─── Data for this exercise

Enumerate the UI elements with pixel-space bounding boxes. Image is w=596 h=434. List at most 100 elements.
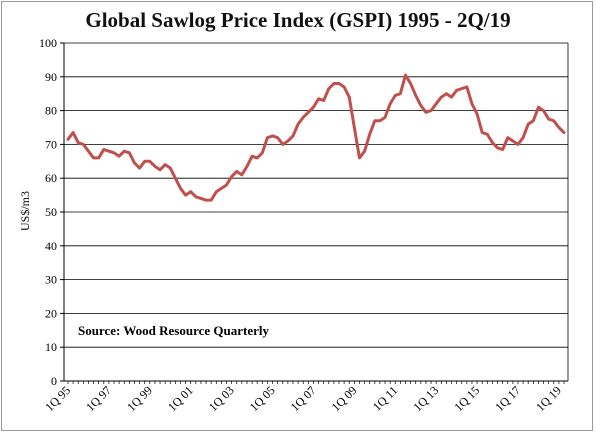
x-tick-label-2: 1Q 99 (124, 383, 155, 414)
source-annotation: Source: Wood Resource Quarterly (78, 323, 270, 338)
data-point (291, 134, 295, 138)
data-point (547, 117, 550, 121)
data-point (480, 131, 484, 134)
data-point (123, 149, 126, 153)
data-point (87, 149, 90, 153)
data-point (77, 141, 80, 144)
data-point (450, 95, 453, 99)
axes (60, 42, 569, 384)
x-tick-label-10: 1Q 15 (451, 383, 482, 414)
data-point (475, 112, 479, 116)
data-point (245, 165, 249, 168)
data-point (557, 126, 561, 129)
data-point (419, 104, 423, 107)
data-point (266, 136, 269, 139)
data-point (256, 156, 259, 160)
y-tick-label-70: 70 (45, 137, 57, 151)
data-point (399, 92, 402, 95)
data-point (225, 183, 228, 187)
data-point (82, 143, 85, 146)
data-point (148, 160, 152, 163)
data-point (445, 92, 448, 95)
data-point (348, 95, 351, 99)
x-tick-label-9: 1Q 13 (410, 383, 441, 414)
data-point (491, 141, 494, 144)
data-point (153, 165, 157, 168)
data-point (337, 82, 341, 85)
chart-title: Global Sawlog Price Index (GSPI) 1995 - … (85, 8, 511, 32)
x-tick-label-12: 1Q 19 (533, 383, 564, 414)
data-point (353, 126, 356, 129)
data-point (128, 151, 131, 155)
y-tick-label-50: 50 (45, 205, 57, 219)
series-line-gspi (66, 73, 566, 202)
data-point (562, 131, 566, 134)
data-point (261, 151, 264, 155)
x-tick-label-4: 1Q 03 (206, 383, 237, 414)
data-point (235, 170, 238, 173)
y-tick-label-80: 80 (45, 104, 57, 118)
x-tick-label-8: 1Q 11 (370, 383, 401, 414)
y-tick-label-0: 0 (51, 374, 57, 388)
data-point (383, 116, 387, 119)
data-point (71, 131, 75, 134)
x-tick-label-7: 1Q 09 (329, 383, 360, 414)
data-point (230, 175, 233, 178)
data-point (501, 148, 504, 151)
data-point (281, 143, 284, 146)
data-point (322, 99, 325, 102)
y-tick-label-90: 90 (45, 70, 57, 84)
data-point (276, 136, 279, 139)
data-point (199, 197, 203, 200)
data-point (465, 85, 469, 89)
data-point (537, 106, 540, 109)
data-point (163, 163, 167, 166)
data-point (92, 156, 95, 160)
data-point (470, 102, 474, 106)
data-point (220, 187, 223, 190)
x-tick-label-3: 1Q 01 (165, 383, 196, 414)
data-point (486, 133, 489, 136)
data-point (271, 134, 274, 138)
series-layer (66, 73, 566, 202)
data-point (506, 136, 509, 139)
x-tick-label-1: 1Q 97 (83, 383, 114, 414)
data-point (394, 94, 397, 97)
data-point (184, 193, 187, 197)
data-point (532, 119, 535, 122)
data-point (460, 87, 463, 90)
data-point (312, 106, 315, 109)
data-point (133, 161, 136, 165)
x-tick-label-11: 1Q 17 (492, 383, 523, 414)
y-axis-label: US$/m3 (18, 191, 32, 231)
data-point (373, 119, 376, 122)
data-point (112, 151, 116, 155)
data-point (455, 89, 458, 92)
data-point (302, 116, 305, 119)
data-point (388, 102, 392, 106)
tick-labels: 0 10 20 30 40 50 60 70 80 90 100 1Q 95 1Q 97 1Q 99 1Q … (39, 36, 564, 414)
data-point (409, 82, 412, 85)
data-point (552, 119, 555, 122)
data-point (368, 133, 371, 136)
data-point (429, 109, 433, 112)
data-point (204, 198, 208, 202)
y-tick-label-20: 20 (45, 306, 57, 320)
data-point (521, 136, 525, 139)
data-point (440, 95, 443, 99)
data-point (496, 146, 499, 149)
data-point (138, 166, 141, 170)
data-point (143, 160, 146, 163)
data-point (102, 148, 105, 151)
data-point (250, 155, 254, 158)
data-point (378, 119, 382, 122)
data-point (117, 155, 121, 158)
data-point (179, 187, 182, 190)
data-point (286, 139, 290, 143)
data-point (307, 111, 310, 114)
y-tick-label-100: 100 (39, 36, 57, 50)
data-point (107, 149, 111, 153)
data-point (169, 166, 172, 170)
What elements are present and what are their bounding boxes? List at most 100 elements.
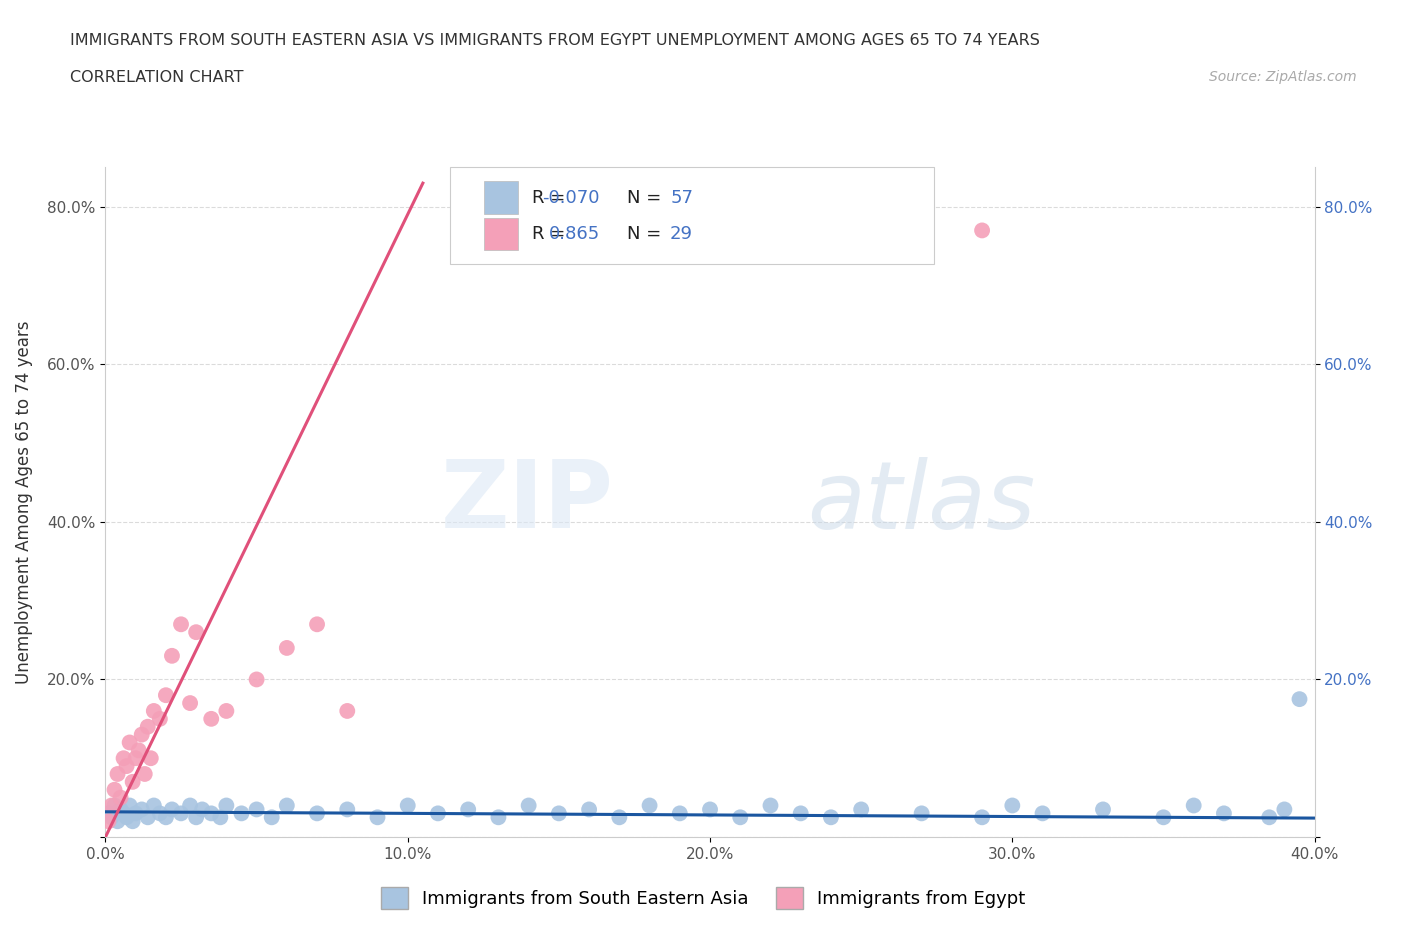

──────

What is required :: Please pick out every line of the records above that contains the word "most" and copy each one.

Final result ::
Enumerate the UI elements with pixel-space bounding boxes. Image is w=596 h=434. List at most 100 elements.
What elements are present and what are their bounding boxes? List at most 100 elements.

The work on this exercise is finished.